→ **Reading text**:
Sturgeon v. Welsh

CourtDistrict Court, D. Idaho
DecidedFebruary 6, 2025
Docket1:24-cv-00377
StatusUnknown

This text of Sturgeon v. Welsh (Sturgeon v. Welsh) is published on Counsel Stack Legal Research, covering District Court, D. Idaho primary law. Counsel Stack provides free access to over 12 million legal documents including statutes, case law, regulations, and constitutions.

Bluebook
Sturgeon v. Welsh, (D. Idaho 2025).

Opinion

UNITED STATES DISTRICT COURT FOR THE DISTRICT OF IDAHO

IAN ALEXANDER STURGEON, Case No. 1:24-cv-00377-DCN Plaintiff, INITIAL REVIEW ORDER v. BY SCREENING JUDGE

WHITNEY WELSH, ALEXA ADAMS, JULIE BRYANT, MOIRA LYNCH, JEREMY WALLINGFORD, and GRACE DEWITT,

Defendants.

Plaintiff Ian Alexander Sturgeon (Plaintiff), a prisoner in custody of the Idaho Department of Correction, has filed a civil rights complaint that is subject to screening. See 28 U.S.C. §§ 1915 & 1915A. Having reviewed Plaintiff’s Complaint and Affidavit, the Court issues the following Order permitting him to proceed in part. REVIEW OF COMPLAINT 1. Background

Wyoming and Idaho are parties to the Interstate Compact for Adult Offender Supervision (the Compact), which provides that a probationer in legal custody of a “sending” state may be transferred to a “receiving” state to be supervised. Plaintiff was placed on probation for a conviction in the state of Wyoming, but he had authorization to live and be supervised in Idaho under the Compact, beginning on July 6, 2020. Dkt. 2 at 4. Petitioner had a successful tattoo business in Idaho for several years. Plaintiff’s civil rights claims arise from the intersection of his Wyoming probation and his Idaho arrests and convictions. He sues Whitney Welsh, an Ada County deputy

prosecutor; Grace DeWitt, an Ada County public defender; and Alexa Adams, Julie Bryant, Moira Lynch, and Jeremy Wallingford, all Idaho probation officers or supervisors. Defendants allegedly engaged in a conspiracy to have him falsely arrested and imprisoned on Idaho criminal charges by using agent’s warrants to wrongfully detain him under the guise that the new Idaho criminal charges constituted Wyoming probation violations;

Plaintiff asserts they had no authority to arrest or detain him for the state of Wyoming. Id. at 4. He lost his business and suffered large financial losses and personal property damages as a result of the false arrests. To better understand the sequence of the arrests, convictions, and dismissals Plaintiff refers to, the Court has reviewed and takes judicial notice of the public records

available on the Idaho Supreme Court Register of Actions and attaches those as Exhibits to this Order. On June 21, 2023, Plaintiff was charged with “felony battery - domestic violence with traumatic injury” and a persistent violator enhancement in Ada County. See Exhibit A. A warrant/detention order, a criminal complaint, and a no-contact order all were issued on that date. Petitioner surrendered himself to a probation officer on August 4, 2023.

→ **Listed records**:
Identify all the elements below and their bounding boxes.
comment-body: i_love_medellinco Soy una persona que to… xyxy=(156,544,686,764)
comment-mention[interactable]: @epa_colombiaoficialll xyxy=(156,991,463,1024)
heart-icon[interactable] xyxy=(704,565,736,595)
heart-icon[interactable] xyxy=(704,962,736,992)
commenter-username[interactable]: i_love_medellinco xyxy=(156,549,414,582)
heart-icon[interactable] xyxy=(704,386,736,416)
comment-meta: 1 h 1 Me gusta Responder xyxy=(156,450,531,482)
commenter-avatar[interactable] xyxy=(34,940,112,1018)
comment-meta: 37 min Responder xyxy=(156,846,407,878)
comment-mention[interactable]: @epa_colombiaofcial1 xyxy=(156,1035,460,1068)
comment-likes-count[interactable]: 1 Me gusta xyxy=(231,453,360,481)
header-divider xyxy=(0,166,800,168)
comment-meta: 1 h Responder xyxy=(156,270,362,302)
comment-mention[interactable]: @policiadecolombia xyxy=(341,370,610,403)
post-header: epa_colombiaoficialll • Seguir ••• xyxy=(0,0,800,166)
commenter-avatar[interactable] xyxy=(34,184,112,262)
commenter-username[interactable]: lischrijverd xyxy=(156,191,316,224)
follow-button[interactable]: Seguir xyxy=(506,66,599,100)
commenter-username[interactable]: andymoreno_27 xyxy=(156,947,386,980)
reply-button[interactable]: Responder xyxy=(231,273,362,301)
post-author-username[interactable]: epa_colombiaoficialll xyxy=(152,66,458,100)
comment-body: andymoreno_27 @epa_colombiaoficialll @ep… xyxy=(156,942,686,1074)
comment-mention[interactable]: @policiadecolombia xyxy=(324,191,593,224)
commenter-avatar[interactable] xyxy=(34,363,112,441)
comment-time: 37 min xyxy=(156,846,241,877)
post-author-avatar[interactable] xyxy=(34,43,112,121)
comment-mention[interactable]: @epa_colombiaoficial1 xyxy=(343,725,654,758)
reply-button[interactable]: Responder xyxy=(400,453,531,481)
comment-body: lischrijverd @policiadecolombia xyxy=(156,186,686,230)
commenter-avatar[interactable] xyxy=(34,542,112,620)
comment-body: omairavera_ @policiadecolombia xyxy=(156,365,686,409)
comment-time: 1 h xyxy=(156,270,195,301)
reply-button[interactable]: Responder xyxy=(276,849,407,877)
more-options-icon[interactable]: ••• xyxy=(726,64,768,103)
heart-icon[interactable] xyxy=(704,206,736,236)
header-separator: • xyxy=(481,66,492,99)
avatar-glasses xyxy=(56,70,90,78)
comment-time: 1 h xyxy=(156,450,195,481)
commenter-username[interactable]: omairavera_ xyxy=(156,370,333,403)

→ **What you will do**:
- A) In the court order, on what date did the plaintiff surrender himself to a probation officer?
- B) Please reproduce the passage of the court order starting with "CourtDistrict Court, D." and going on through "(D. Idaho 2025).", word for word.

→ **Solutions below**:
- A) August 4, 2023

- B)
CourtDistrict Court, D. Idaho
DecidedFebruary 6, 2025
Docket1:24-cv-00377
StatusUnknown

This text of Sturgeon v. Welsh (Sturgeon v. Welsh) is published on Counsel Stack Legal Research, covering District Court, D. Idaho primary law. Counsel Stack provides free access to over 12 million legal documents including statutes, case law, regulations, and constitutions.

Bluebook
Sturgeon v. Welsh, (D. Idaho 2025).